▶ **Exercise data**:
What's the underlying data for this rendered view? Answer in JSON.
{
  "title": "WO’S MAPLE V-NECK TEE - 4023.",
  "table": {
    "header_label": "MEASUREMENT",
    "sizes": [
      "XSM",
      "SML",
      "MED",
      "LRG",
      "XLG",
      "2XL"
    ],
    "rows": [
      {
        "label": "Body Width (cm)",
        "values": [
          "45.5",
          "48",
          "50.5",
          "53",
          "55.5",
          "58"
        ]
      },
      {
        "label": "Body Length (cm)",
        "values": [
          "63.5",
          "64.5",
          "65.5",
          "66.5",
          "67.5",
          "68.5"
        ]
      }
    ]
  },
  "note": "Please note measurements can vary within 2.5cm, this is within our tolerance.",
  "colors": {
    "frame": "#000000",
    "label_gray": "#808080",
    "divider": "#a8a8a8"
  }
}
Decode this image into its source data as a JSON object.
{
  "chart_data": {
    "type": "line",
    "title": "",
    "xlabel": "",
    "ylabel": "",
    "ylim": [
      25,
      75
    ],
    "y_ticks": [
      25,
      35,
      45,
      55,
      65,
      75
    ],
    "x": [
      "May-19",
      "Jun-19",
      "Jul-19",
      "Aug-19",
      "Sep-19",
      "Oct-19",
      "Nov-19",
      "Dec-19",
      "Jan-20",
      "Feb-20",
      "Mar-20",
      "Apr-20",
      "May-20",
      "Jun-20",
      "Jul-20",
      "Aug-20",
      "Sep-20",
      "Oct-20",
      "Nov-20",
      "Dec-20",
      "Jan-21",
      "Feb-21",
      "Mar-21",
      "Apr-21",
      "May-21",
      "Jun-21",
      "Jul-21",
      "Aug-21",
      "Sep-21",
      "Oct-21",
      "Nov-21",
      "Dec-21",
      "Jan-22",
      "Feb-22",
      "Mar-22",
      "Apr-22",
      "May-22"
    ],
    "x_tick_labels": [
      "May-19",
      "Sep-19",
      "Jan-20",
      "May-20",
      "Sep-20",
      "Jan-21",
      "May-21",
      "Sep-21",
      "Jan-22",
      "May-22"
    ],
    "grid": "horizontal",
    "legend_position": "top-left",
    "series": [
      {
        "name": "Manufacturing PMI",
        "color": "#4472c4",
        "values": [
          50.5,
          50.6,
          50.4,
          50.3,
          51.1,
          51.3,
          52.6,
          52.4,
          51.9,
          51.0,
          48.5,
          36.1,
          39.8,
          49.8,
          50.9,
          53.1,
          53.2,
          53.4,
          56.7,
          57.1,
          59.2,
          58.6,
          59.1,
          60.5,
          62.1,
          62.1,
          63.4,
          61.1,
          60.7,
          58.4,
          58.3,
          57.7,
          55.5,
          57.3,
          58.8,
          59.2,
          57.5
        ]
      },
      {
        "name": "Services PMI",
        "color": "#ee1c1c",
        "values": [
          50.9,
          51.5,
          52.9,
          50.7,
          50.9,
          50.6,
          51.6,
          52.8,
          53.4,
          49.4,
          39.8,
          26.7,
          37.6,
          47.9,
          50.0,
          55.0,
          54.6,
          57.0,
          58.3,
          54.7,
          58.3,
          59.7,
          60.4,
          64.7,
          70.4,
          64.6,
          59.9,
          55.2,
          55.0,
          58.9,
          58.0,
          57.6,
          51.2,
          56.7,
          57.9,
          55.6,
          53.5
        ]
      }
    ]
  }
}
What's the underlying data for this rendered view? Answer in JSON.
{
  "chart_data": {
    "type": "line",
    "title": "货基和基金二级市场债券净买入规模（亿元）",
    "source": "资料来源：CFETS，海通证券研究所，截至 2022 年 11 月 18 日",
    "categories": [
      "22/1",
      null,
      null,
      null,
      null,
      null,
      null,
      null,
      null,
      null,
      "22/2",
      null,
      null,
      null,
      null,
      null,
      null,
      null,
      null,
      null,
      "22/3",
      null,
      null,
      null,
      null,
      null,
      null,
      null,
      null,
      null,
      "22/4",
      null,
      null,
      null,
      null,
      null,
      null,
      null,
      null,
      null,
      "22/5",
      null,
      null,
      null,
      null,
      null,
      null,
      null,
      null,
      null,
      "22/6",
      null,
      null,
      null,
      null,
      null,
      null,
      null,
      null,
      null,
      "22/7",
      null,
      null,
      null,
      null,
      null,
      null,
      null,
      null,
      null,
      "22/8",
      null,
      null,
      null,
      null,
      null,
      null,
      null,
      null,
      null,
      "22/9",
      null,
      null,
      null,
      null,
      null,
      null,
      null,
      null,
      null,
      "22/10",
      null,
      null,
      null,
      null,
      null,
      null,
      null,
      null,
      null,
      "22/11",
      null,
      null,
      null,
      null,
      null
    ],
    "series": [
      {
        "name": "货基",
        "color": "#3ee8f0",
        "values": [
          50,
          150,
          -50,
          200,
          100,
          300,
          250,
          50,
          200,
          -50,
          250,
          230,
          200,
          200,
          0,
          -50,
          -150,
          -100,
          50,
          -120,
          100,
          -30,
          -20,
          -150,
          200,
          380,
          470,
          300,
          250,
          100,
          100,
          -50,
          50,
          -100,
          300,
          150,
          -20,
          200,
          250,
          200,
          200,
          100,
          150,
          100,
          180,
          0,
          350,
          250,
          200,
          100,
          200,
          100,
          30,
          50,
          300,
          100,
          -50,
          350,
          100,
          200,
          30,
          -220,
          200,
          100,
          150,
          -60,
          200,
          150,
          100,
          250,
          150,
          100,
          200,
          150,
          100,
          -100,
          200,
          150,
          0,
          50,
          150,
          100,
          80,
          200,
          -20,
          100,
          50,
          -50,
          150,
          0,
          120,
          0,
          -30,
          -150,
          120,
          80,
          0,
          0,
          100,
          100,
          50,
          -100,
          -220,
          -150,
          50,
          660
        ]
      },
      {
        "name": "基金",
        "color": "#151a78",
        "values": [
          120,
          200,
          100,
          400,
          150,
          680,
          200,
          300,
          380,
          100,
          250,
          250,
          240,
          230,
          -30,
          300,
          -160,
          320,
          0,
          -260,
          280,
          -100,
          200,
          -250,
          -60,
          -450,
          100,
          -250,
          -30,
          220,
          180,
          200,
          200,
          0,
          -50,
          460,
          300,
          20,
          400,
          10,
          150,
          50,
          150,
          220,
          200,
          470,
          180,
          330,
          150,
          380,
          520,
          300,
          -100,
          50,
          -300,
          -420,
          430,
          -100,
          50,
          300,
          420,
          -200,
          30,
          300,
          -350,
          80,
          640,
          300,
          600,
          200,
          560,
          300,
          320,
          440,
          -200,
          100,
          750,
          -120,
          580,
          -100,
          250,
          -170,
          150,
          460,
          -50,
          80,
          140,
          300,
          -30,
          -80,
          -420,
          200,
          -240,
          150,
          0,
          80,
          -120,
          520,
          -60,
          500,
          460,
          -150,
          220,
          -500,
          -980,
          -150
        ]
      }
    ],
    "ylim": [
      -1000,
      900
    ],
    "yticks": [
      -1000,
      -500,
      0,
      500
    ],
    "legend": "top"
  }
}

▶ **Exercise**: Please list every line of the records that contains "Body".

▶ **Right answer**:
        "label": "Body Width (cm)",
        "label": "Body Length (cm)",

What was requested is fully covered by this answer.